Recorded data:
######

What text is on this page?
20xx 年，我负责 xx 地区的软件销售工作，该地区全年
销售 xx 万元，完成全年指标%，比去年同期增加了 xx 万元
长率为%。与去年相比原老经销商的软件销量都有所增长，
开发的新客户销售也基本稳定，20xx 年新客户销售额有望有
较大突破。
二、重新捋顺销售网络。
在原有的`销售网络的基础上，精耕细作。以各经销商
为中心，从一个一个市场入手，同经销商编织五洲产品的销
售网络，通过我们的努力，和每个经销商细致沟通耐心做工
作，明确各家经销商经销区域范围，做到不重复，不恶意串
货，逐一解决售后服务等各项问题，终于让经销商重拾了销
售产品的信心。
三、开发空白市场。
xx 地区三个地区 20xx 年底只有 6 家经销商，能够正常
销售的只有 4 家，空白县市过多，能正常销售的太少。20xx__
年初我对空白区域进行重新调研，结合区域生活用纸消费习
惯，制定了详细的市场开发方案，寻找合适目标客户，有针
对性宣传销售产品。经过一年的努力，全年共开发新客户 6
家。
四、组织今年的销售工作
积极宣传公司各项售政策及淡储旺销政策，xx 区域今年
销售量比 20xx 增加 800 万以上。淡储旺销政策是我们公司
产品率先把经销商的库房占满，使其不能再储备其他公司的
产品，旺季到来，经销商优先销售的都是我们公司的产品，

######

TASK STATEMENT: Retype the material in full, character for character.

RESULT OF THE TASK:
What text is on this page?
20xx 年，我负责 xx 地区的软件销售工作，该地区全年
销售 xx 万元，完成全年指标%，比去年同期增加了 xx 万元
长率为%。与去年相比原老经销商的软件销量都有所增长，
开发的新客户销售也基本稳定，20xx 年新客户销售额有望有
较大突破。
二、重新捋顺销售网络。
在原有的`销售网络的基础上，精耕细作。以各经销商
为中心，从一个一个市场入手，同经销商编织五洲产品的销
售网络，通过我们的努力，和每个经销商细致沟通耐心做工
作，明确各家经销商经销区域范围，做到不重复，不恶意串
货，逐一解决售后服务等各项问题，终于让经销商重拾了销
售产品的信心。
三、开发空白市场。
xx 地区三个地区 20xx 年底只有 6 家经销商，能够正常
销售的只有 4 家，空白县市过多，能正常销售的太少。20xx__
年初我对空白区域进行重新调研，结合区域生活用纸消费习
惯，制定了详细的市场开发方案，寻找合适目标客户，有针
对性宣传销售产品。经过一年的努力，全年共开发新客户 6
家。
四、组织今年的销售工作
积极宣传公司各项售政策及淡储旺销政策，xx 区域今年
销售量比 20xx 增加 800 万以上。淡储旺销政策是我们公司
产品率先把经销商的库房占满，使其不能再储备其他公司的
产品，旺季到来，经销商优先销售的都是我们公司的产品，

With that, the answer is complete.